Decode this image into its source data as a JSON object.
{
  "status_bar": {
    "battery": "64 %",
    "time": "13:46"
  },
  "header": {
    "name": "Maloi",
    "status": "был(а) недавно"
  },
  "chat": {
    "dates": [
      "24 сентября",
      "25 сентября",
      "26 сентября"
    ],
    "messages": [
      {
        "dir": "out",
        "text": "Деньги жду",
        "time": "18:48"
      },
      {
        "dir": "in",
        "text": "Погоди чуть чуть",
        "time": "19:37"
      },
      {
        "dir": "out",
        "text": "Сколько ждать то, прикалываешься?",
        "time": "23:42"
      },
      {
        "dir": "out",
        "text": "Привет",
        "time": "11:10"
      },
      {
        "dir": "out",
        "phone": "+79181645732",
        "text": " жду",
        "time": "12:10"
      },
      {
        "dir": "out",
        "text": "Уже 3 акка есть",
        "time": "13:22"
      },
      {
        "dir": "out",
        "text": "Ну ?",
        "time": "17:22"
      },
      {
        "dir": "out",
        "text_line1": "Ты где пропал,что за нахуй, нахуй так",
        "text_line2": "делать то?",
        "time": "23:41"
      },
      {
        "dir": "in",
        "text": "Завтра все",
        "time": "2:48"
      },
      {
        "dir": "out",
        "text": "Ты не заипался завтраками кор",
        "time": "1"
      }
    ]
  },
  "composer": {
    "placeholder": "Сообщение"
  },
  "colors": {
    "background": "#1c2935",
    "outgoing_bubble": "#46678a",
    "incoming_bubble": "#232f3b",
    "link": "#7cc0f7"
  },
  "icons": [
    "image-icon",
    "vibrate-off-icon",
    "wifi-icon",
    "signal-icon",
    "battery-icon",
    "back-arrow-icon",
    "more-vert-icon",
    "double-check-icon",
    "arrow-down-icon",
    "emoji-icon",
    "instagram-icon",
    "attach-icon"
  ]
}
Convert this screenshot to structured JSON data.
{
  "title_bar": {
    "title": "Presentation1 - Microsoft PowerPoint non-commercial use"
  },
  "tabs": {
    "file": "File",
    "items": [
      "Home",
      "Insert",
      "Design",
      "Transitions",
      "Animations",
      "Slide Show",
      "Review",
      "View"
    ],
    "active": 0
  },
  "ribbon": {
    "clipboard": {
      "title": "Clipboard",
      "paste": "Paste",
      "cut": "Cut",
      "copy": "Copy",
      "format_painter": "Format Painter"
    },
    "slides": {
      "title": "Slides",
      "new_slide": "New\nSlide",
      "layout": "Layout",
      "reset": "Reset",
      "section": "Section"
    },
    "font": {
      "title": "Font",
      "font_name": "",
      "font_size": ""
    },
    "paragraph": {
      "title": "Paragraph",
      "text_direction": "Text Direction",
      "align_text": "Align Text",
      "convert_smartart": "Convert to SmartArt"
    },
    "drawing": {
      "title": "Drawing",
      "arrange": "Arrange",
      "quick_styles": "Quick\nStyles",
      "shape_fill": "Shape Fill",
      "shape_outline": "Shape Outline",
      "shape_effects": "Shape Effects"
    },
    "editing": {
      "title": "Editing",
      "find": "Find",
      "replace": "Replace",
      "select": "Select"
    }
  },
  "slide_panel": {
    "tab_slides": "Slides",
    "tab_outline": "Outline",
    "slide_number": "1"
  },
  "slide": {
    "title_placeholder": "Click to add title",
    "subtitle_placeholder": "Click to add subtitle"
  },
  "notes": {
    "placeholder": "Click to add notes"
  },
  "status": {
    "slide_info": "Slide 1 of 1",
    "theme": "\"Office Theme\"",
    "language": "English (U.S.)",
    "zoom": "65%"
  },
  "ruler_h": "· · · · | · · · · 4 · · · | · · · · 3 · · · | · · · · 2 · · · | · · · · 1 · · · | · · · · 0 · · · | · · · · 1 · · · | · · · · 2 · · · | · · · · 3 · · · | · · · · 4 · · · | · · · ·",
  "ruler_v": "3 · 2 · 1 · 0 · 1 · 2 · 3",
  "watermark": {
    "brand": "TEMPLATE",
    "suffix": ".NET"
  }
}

* _Given request_:
Copy the data above exactly. Every line must be included.

* _Correct answer_:
Decode this image into its source data as a JSON object.
{
  "status_bar": {
    "battery": "64 %",
    "time": "13:46"
  },
  "header": {
    "name": "Maloi",
    "status": "был(а) недавно"
  },
  "chat": {
    "dates": [
      "24 сентября",
      "25 сентября",
      "26 сентября"
    ],
    "messages": [
      {
        "dir": "out",
        "text": "Деньги жду",
        "time": "18:48"
      },
      {
        "dir": "in",
        "text": "Погоди чуть чуть",
        "time": "19:37"
      },
      {
        "dir": "out",
        "text": "Сколько ждать то, прикалываешься?",
        "time": "23:42"
      },
      {
        "dir": "out",
        "text": "Привет",
        "time": "11:10"
      },
      {
        "dir": "out",
        "phone": "+79181645732",
        "text": " жду",
        "time": "12:10"
      },
      {
        "dir": "out",
        "text": "Уже 3 акка есть",
        "time": "13:22"
      },
      {
        "dir": "out",
        "text": "Ну ?",
        "time": "17:22"
      },
      {
        "dir": "out",
        "text_line1": "Ты где пропал,что за нахуй, нахуй так",
        "text_line2": "делать то?",
        "time": "23:41"
      },
      {
        "dir": "in",
        "text": "Завтра все",
        "time": "2:48"
      },
      {
        "dir": "out",
        "text": "Ты не заипался завтраками кор",
        "time": "1"
      }
    ]
  },
  "composer": {
    "placeholder": "Сообщение"
  },
  "colors": {
    "background": "#1c2935",
    "outgoing_bubble": "#46678a",
    "incoming_bubble": "#232f3b",
    "link": "#7cc0f7"
  },
  "icons": [
    "image-icon",
    "vibrate-off-icon",
    "wifi-icon",
    "signal-icon",
    "battery-icon",
    "back-arrow-icon",
    "more-vert-icon",
    "double-check-icon",
    "arrow-down-icon",
    "emoji-icon",
    "instagram-icon",
    "attach-icon"
  ]
}
Convert this screenshot to structured JSON data.
{
  "title_bar": {
    "title": "Presentation1 - Microsoft PowerPoint non-commercial use"
  },
  "tabs": {
    "file": "File",
    "items": [
      "Home",
      "Insert",
      "Design",
      "Transitions",
      "Animations",
      "Slide Show",
      "Review",
      "View"
    ],
    "active": 0
  },
  "ribbon": {
    "clipboard": {
      "title": "Clipboard",
      "paste": "Paste",
      "cut": "Cut",
      "copy": "Copy",
      "format_painter": "Format Painter"
    },
    "slides": {
      "title": "Slides",
      "new_slide": "New\nSlide",
      "layout": "Layout",
      "reset": "Reset",
      "section": "Section"
    },
    "font": {
      "title": "Font",
      "font_name": "",
      "font_size": ""
    },
    "paragraph": {
      "title": "Paragraph",
      "text_direction": "Text Direction",
      "align_text": "Align Text",
      "convert_smartart": "Convert to SmartArt"
    },
    "drawing": {
      "title": "Drawing",
      "arrange": "Arrange",
      "quick_styles": "Quick\nStyles",
      "shape_fill": "Shape Fill",
      "shape_outline": "Shape Outline",
      "shape_effects": "Shape Effects"
    },
    "editing": {
      "title": "Editing",
      "find": "Find",
      "replace": "Replace",
      "select": "Select"
    }
  },
  "slide_panel": {
    "tab_slides": "Slides",
    "tab_outline": "Outline",
    "slide_number": "1"
  },
  "slide": {
    "title_placeholder": "Click to add title",
    "subtitle_placeholder": "Click to add subtitle"
  },
  "notes": {
    "placeholder": "Click to add notes"
  },
  "status": {
    "slide_info": "Slide 1 of 1",
    "theme": "\"Office Theme\"",
    "language": "English (U.S.)",
    "zoom": "65%"
  },
  "ruler_h": "· · · · | · · · · 4 · · · | · · · · 3 · · · | · · · · 2 · · · | · · · · 1 · · · | · · · · 0 · · · | · · · · 1 · · · | · · · · 2 · · · | · · · · 3 · · · | · · · · 4 · · · | · · · ·",
  "ruler_v": "3 · 2 · 1 · 0 · 1 · 2 · 3",
  "watermark": {
    "brand": "TEMPLATE",
    "suffix": ".NET"
  }
}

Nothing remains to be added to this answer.